How many lines of the entries below include the word "than"? Answer with the number alone.

DATA FOR THE TASK -

════════════════════

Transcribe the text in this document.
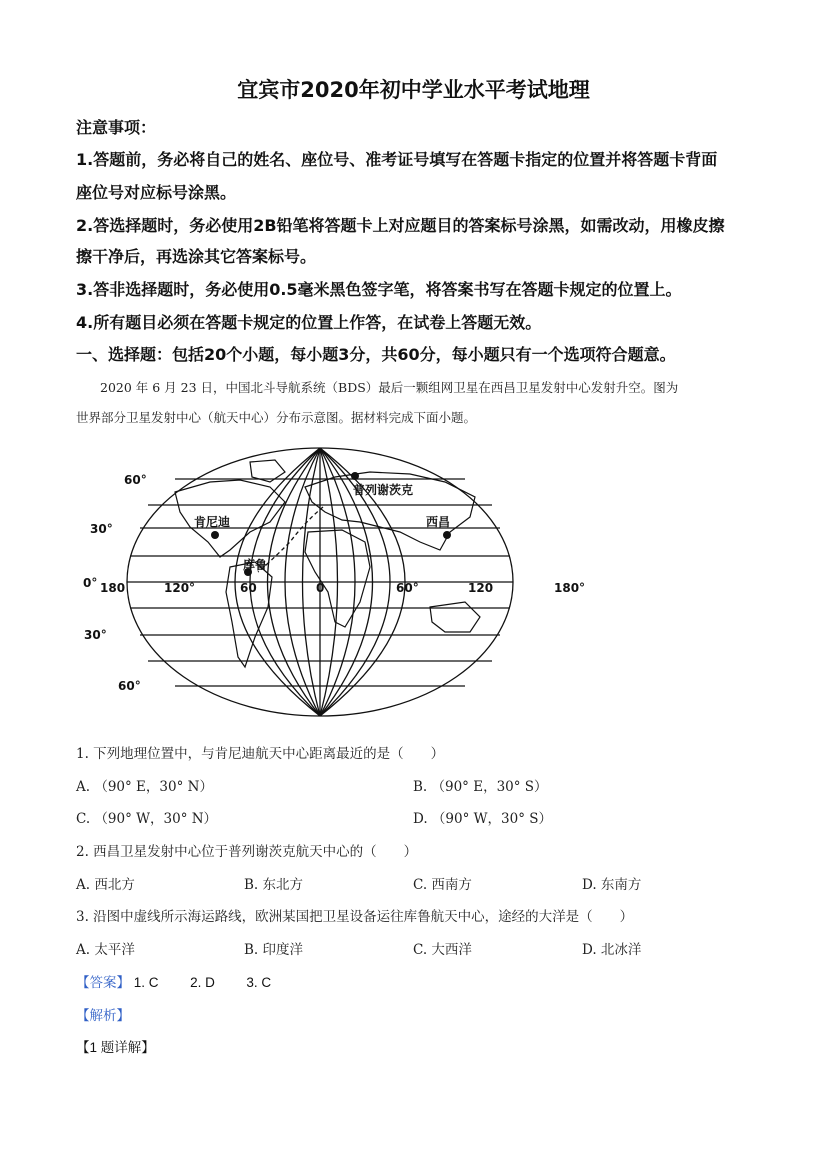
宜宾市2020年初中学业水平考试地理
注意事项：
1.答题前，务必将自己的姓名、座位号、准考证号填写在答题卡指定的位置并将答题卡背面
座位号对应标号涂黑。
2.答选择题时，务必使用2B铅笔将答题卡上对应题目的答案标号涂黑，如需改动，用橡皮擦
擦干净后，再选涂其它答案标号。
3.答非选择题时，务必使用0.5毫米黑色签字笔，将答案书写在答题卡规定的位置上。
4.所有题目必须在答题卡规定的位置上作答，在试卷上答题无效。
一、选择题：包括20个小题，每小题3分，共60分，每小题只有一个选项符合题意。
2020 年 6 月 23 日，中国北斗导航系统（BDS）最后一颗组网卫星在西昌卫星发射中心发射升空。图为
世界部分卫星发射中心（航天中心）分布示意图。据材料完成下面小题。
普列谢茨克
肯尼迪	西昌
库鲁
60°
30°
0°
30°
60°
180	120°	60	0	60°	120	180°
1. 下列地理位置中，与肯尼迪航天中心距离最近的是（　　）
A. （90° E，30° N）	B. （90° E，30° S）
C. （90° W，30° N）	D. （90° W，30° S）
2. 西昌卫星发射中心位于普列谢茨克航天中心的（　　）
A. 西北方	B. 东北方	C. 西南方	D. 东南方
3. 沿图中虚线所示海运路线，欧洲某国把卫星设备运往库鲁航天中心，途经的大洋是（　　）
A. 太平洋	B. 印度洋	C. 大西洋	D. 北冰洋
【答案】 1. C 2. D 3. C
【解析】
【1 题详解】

════════════════════

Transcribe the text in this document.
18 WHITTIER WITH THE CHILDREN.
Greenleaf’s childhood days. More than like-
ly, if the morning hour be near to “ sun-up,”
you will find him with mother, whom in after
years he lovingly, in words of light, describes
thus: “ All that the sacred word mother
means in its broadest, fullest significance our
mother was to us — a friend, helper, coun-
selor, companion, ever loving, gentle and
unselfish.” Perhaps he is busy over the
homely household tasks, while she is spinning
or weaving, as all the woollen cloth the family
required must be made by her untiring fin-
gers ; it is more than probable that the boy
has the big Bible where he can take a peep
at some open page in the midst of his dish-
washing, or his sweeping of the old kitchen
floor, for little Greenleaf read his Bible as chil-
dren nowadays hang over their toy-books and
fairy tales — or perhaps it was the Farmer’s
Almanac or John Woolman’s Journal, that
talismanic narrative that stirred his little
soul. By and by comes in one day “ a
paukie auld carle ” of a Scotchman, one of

════════════════════

TASK SOLUTION -
2